PROBLEM DESCRIPTION » Pictures stay out of the copy; restate everything else in the material exactly.

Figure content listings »
>> START

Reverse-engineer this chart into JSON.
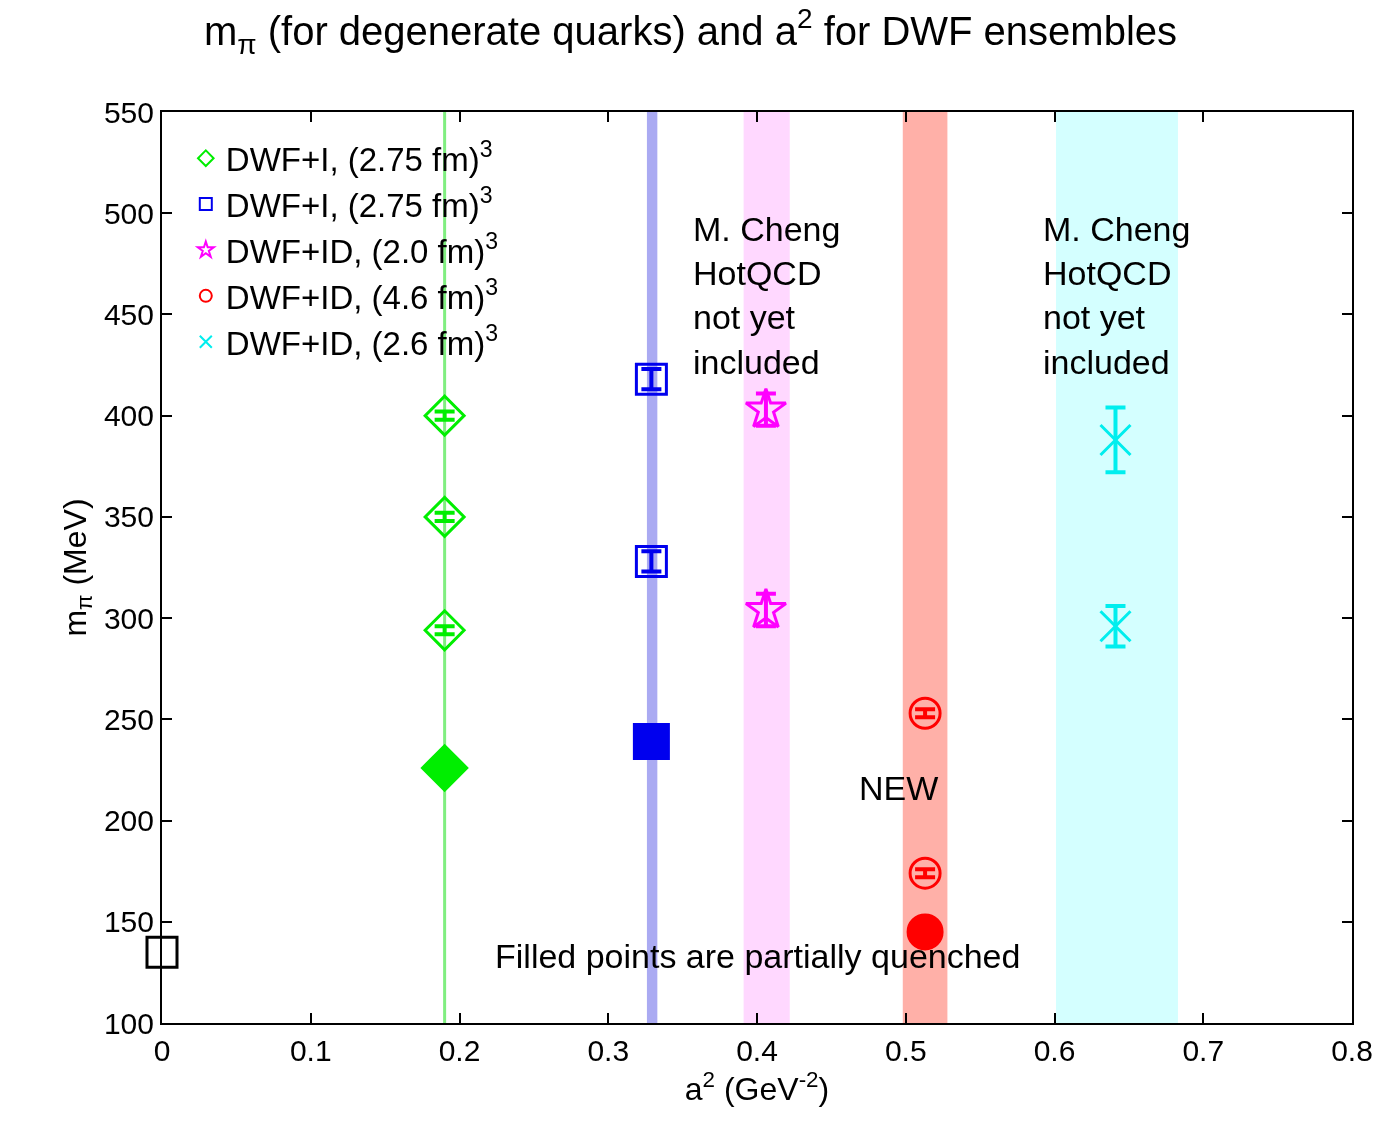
{
  "chart_data": {
    "type": "scatter",
    "title": "m$_{π}$ (for degenerate quarks) and a$^{2}$ for DWF ensembles",
    "xlabel": "a$^{2}$ (GeV$^{-2}$)",
    "ylabel": "m$_{π}$ (MeV)",
    "xlim": [
      0,
      0.8
    ],
    "xticks": [
      0,
      0.1,
      0.2,
      0.3,
      0.4,
      0.5,
      0.6,
      0.7,
      0.8
    ],
    "ylim": [
      100,
      550
    ],
    "yticks": [
      100,
      150,
      200,
      250,
      300,
      350,
      400,
      450,
      500,
      550
    ],
    "grid": false,
    "legend": "top left",
    "series": [
      {
        "name": "DWF+I, (2.75 fm)$^{3}$",
        "color": "#00ee00",
        "marker": "diamond",
        "x": [
          0.19,
          0.19,
          0.19
        ],
        "values": [
          400,
          350,
          294
        ],
        "errors": [
          2,
          2,
          2
        ]
      },
      {
        "name": "DWF+I, (2.75 fm)$^{3}$",
        "color": "#0000ee",
        "marker": "square",
        "x": [
          0.329,
          0.329
        ],
        "values": [
          418,
          328
        ],
        "errors": [
          5,
          5
        ]
      },
      {
        "name": "DWF+ID, (2.0 fm)$^{3}$",
        "color": "#ff00ff",
        "marker": "star",
        "x": [
          0.406,
          0.406
        ],
        "values": [
          403,
          304
        ],
        "errors": [
          8,
          8
        ]
      },
      {
        "name": "DWF+ID, (4.6 fm)$^{3}$",
        "color": "#ff0000",
        "marker": "circle",
        "x": [
          0.513,
          0.513
        ],
        "values": [
          253,
          174
        ],
        "errors": [
          2,
          2
        ]
      },
      {
        "name": "DWF+ID, (2.6 fm)$^{3}$",
        "color": "#00eeee",
        "marker": "cross",
        "x": [
          0.641,
          0.641
        ],
        "values": [
          388,
          296
        ],
        "errors": [
          16,
          10
        ]
      },
      {
        "color": "#00ee00",
        "marker": "diamond",
        "x": [
          0.19
        ],
        "values": [
          226
        ]
      },
      {
        "color": "#0000ee",
        "marker": "square",
        "x": [
          0.329
        ],
        "values": [
          239
        ]
      },
      {
        "color": "#ff0000",
        "marker": "circle",
        "x": [
          0.513
        ],
        "values": [
          145
        ]
      },
      {
        "color": "#000000",
        "marker": "square",
        "x": [
          0
        ],
        "values": [
          135
        ]
      }
    ],
    "ref_lines": [
      {
        "axis": "x",
        "value": 0.19,
        "color": "#80ee80"
      }
    ],
    "bands": [
      {
        "axis": "x",
        "from": 0.326,
        "to": 0.333,
        "color": "#aaaaf2"
      },
      {
        "axis": "x",
        "from": 0.391,
        "to": 0.422,
        "color": "#ffd8ff",
        "label": "M. Cheng\nHotQCD\nnot yet\nincluded"
      },
      {
        "axis": "x",
        "from": 0.498,
        "to": 0.528,
        "color": "#ffb0a8"
      },
      {
        "axis": "x",
        "from": 0.601,
        "to": 0.683,
        "color": "#d4ffff",
        "label": "M. Cheng\nHotQCD\nnot yet\nincluded"
      }
    ],
    "annotations": [
      {
        "text": "NEW",
        "x": 0.495,
        "y": 216
      },
      "Filled points are partially quenched"
    ]
  }
}
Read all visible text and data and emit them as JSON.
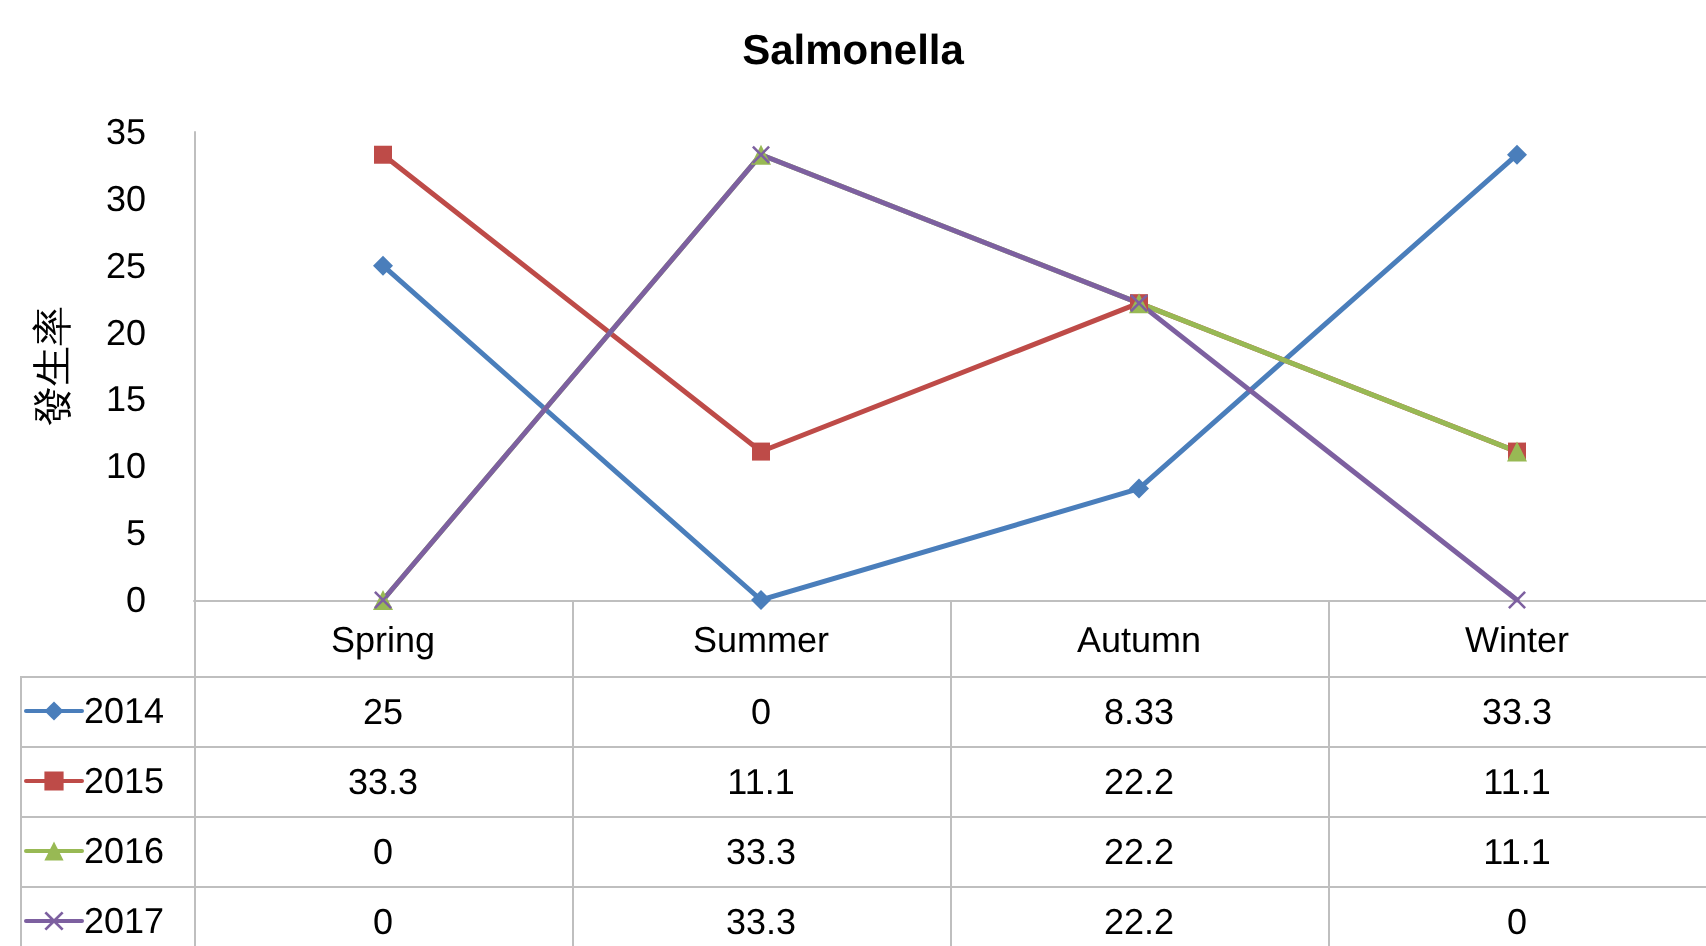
{
  "chart_data": {
    "type": "line",
    "title": "Salmonella",
    "ylabel": "發生率",
    "categories": [
      "Spring",
      "Summer",
      "Autumn",
      "Winter"
    ],
    "series": [
      {
        "name": "2014",
        "color": "#4a7ebb",
        "marker": "diamond",
        "values": [
          25,
          0,
          8.33,
          33.3
        ]
      },
      {
        "name": "2015",
        "color": "#be4b48",
        "marker": "square",
        "values": [
          33.3,
          11.1,
          22.2,
          11.1
        ]
      },
      {
        "name": "2016",
        "color": "#98b954",
        "marker": "triangle",
        "values": [
          0,
          33.3,
          22.2,
          11.1
        ]
      },
      {
        "name": "2017",
        "color": "#7d60a0",
        "marker": "cross",
        "values": [
          0,
          33.3,
          22.2,
          0
        ]
      }
    ],
    "ylim": [
      0,
      35
    ],
    "yticks": [
      0,
      5,
      10,
      15,
      20,
      25,
      30,
      35
    ],
    "legend": "bottom left",
    "data_labels": true
  }
}
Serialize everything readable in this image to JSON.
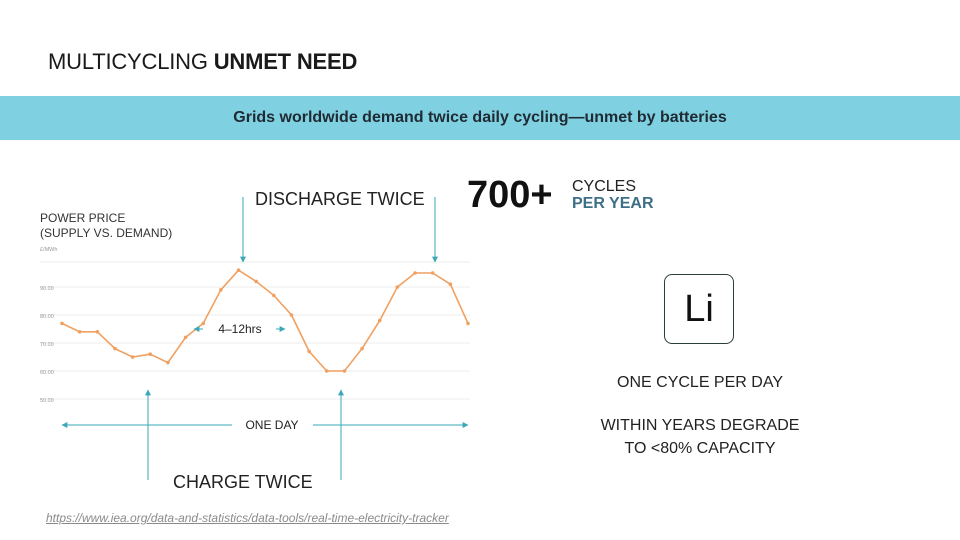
{
  "title": {
    "normal": "MULTICYCLING ",
    "bold": "UNMET NEED"
  },
  "banner": {
    "text": "Grids worldwide demand twice daily cycling—unmet by batteries"
  },
  "chart_data": {
    "type": "line",
    "ylabel_lines": [
      "POWER PRICE",
      "(SUPPLY VS. DEMAND)"
    ],
    "yunit": "£/MWh",
    "yticks": [
      "50.00",
      "60.00",
      "70.00",
      "80.00",
      "90.00"
    ],
    "ylim": [
      45,
      100
    ],
    "grid": true,
    "series": [
      {
        "values": [
          77,
          74,
          74,
          68,
          65,
          66,
          63,
          72,
          77,
          89,
          96,
          92,
          87,
          80,
          67,
          60,
          60,
          68,
          78,
          90,
          95,
          95,
          91,
          77
        ]
      }
    ],
    "line_color": "#f0a060",
    "annotations": {
      "discharge": "DISCHARGE TWICE",
      "charge": "CHARGE TWICE",
      "duration": "4–12hrs",
      "period": "ONE DAY"
    }
  },
  "stat": {
    "number": "700+",
    "label1": "CYCLES",
    "label2": "PER YEAR"
  },
  "li": {
    "symbol": "Li"
  },
  "notes": {
    "line1": "ONE CYCLE PER DAY",
    "line2a": "WITHIN YEARS DEGRADE",
    "line2b": "TO <80% CAPACITY"
  },
  "source": "https://www.iea.org/data-and-statistics/data-tools/real-time-electricity-tracker",
  "colors": {
    "banner": "#7fd0e1",
    "arrow": "#3aa8b8",
    "accent_text": "#3d6f87"
  }
}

>> END

EXERCISE RESULT »
Reverse-engineer this chart into JSON.
{
  "chart_data": {
    "type": "scatter",
    "title": "m$_{π}$ (for degenerate quarks) and a$^{2}$ for DWF ensembles",
    "xlabel": "a$^{2}$ (GeV$^{-2}$)",
    "ylabel": "m$_{π}$ (MeV)",
    "xlim": [
      0,
      0.8
    ],
    "xticks": [
      0,
      0.1,
      0.2,
      0.3,
      0.4,
      0.5,
      0.6,
      0.7,
      0.8
    ],
    "ylim": [
      100,
      550
    ],
    "yticks": [
      100,
      150,
      200,
      250,
      300,
      350,
      400,
      450,
      500,
      550
    ],
    "grid": false,
    "legend": "top left",
    "series": [
      {
        "name": "DWF+I, (2.75 fm)$^{3}$",
        "color": "#00ee00",
        "marker": "diamond",
        "x": [
          0.19,
          0.19,
          0.19
        ],
        "values": [
          400,
          350,
          294
        ],
        "errors": [
          2,
          2,
          2
        ]
      },
      {
        "name": "DWF+I, (2.75 fm)$^{3}$",
        "color": "#0000ee",
        "marker": "square",
        "x": [
          0.329,
          0.329
        ],
        "values": [
          418,
          328
        ],
        "errors": [
          5,
          5
        ]
      },
      {
        "name": "DWF+ID, (2.0 fm)$^{3}$",
        "color": "#ff00ff",
        "marker": "star",
        "x": [
          0.406,
          0.406
        ],
        "values": [
          403,
          304
        ],
        "errors": [
          8,
          8
        ]
      },
      {
        "name": "DWF+ID, (4.6 fm)$^{3}$",
        "color": "#ff0000",
        "marker": "circle",
        "x": [
          0.513,
          0.513
        ],
        "values": [
          253,
          174
        ],
        "errors": [
          2,
          2
        ]
      },
      {
        "name": "DWF+ID, (2.6 fm)$^{3}$",
        "color": "#00eeee",
        "marker": "cross",
        "x": [
          0.641,
          0.641
        ],
        "values": [
          388,
          296
        ],
        "errors": [
          16,
          10
        ]
      },
      {
        "color": "#00ee00",
        "marker": "diamond",
        "x": [
          0.19
        ],
        "values": [
          226
        ]
      },
      {
        "color": "#0000ee",
        "marker": "square",
        "x": [
          0.329
        ],
        "values": [
          239
        ]
      },
      {
        "color": "#ff0000",
        "marker": "circle",
        "x": [
          0.513
        ],
        "values": [
          145
        ]
      },
      {
        "color": "#000000",
        "marker": "square",
        "x": [
          0
        ],
        "values": [
          135
        ]
      }
    ],
    "ref_lines": [
      {
        "axis": "x",
        "value": 0.19,
        "color": "#80ee80"
      }
    ],
    "bands": [
      {
        "axis": "x",
        "from": 0.326,
        "to": 0.333,
        "color": "#aaaaf2"
      },
      {
        "axis": "x",
        "from": 0.391,
        "to": 0.422,
        "color": "#ffd8ff",
        "label": "M. Cheng\nHotQCD\nnot yet\nincluded"
      },
      {
        "axis": "x",
        "from": 0.498,
        "to": 0.528,
        "color": "#ffb0a8"
      },
      {
        "axis": "x",
        "from": 0.601,
        "to": 0.683,
        "color": "#d4ffff",
        "label": "M. Cheng\nHotQCD\nnot yet\nincluded"
      }
    ],
    "annotations": [
      {
        "text": "NEW",
        "x": 0.495,
        "y": 216
      },
      "Filled points are partially quenched"
    ]
  }
}
Read all visible text and data and emit them as JSON.
{
  "chart_data": {
    "type": "line",
    "title": "Salmonella",
    "ylabel": "發生率",
    "categories": [
      "Spring",
      "Summer",
      "Autumn",
      "Winter"
    ],
    "series": [
      {
        "name": "2014",
        "color": "#4a7ebb",
        "marker": "diamond",
        "values": [
          25,
          0,
          8.33,
          33.3
        ]
      },
      {
        "name": "2015",
        "color": "#be4b48",
        "marker": "square",
        "values": [
          33.3,
          11.1,
          22.2,
          11.1
        ]
      },
      {
        "name": "2016",
        "color": "#98b954",
        "marker": "triangle",
        "values": [
          0,
          33.3,
          22.2,
          11.1
        ]
      },
      {
        "name": "2017",
        "color": "#7d60a0",
        "marker": "cross",
        "values": [
          0,
          33.3,
          22.2,
          0
        ]
      }
    ],
    "ylim": [
      0,
      35
    ],
    "yticks": [
      0,
      5,
      10,
      15,
      20,
      25,
      30,
      35
    ],
    "legend": "bottom left",
    "data_labels": true
  }
}
Serialize everything readable in this image to JSON.
{
  "title": {
    "normal": "MULTICYCLING ",
    "bold": "UNMET NEED"
  },
  "banner": {
    "text": "Grids worldwide demand twice daily cycling—unmet by batteries"
  },
  "chart_data": {
    "type": "line",
    "ylabel_lines": [
      "POWER PRICE",
      "(SUPPLY VS. DEMAND)"
    ],
    "yunit": "£/MWh",
    "yticks": [
      "50.00",
      "60.00",
      "70.00",
      "80.00",
      "90.00"
    ],
    "ylim": [
      45,
      100
    ],
    "grid": true,
    "series": [
      {
        "values": [
          77,
          74,
          74,
          68,
          65,
          66,
          63,
          72,
          77,
          89,
          96,
          92,
          87,
          80,
          67,
          60,
          60,
          68,
          78,
          90,
          95,
          95,
          91,
          77
        ]
      }
    ],
    "line_color": "#f0a060",
    "annotations": {
      "discharge": "DISCHARGE TWICE",
      "charge": "CHARGE TWICE",
      "duration": "4–12hrs",
      "period": "ONE DAY"
    }
  },
  "stat": {
    "number": "700+",
    "label1": "CYCLES",
    "label2": "PER YEAR"
  },
  "li": {
    "symbol": "Li"
  },
  "notes": {
    "line1": "ONE CYCLE PER DAY",
    "line2a": "WITHIN YEARS DEGRADE",
    "line2b": "TO <80% CAPACITY"
  },
  "source": "https://www.iea.org/data-and-statistics/data-tools/real-time-electricity-tracker",
  "colors": {
    "banner": "#7fd0e1",
    "arrow": "#3aa8b8",
    "accent_text": "#3d6f87"
  }
}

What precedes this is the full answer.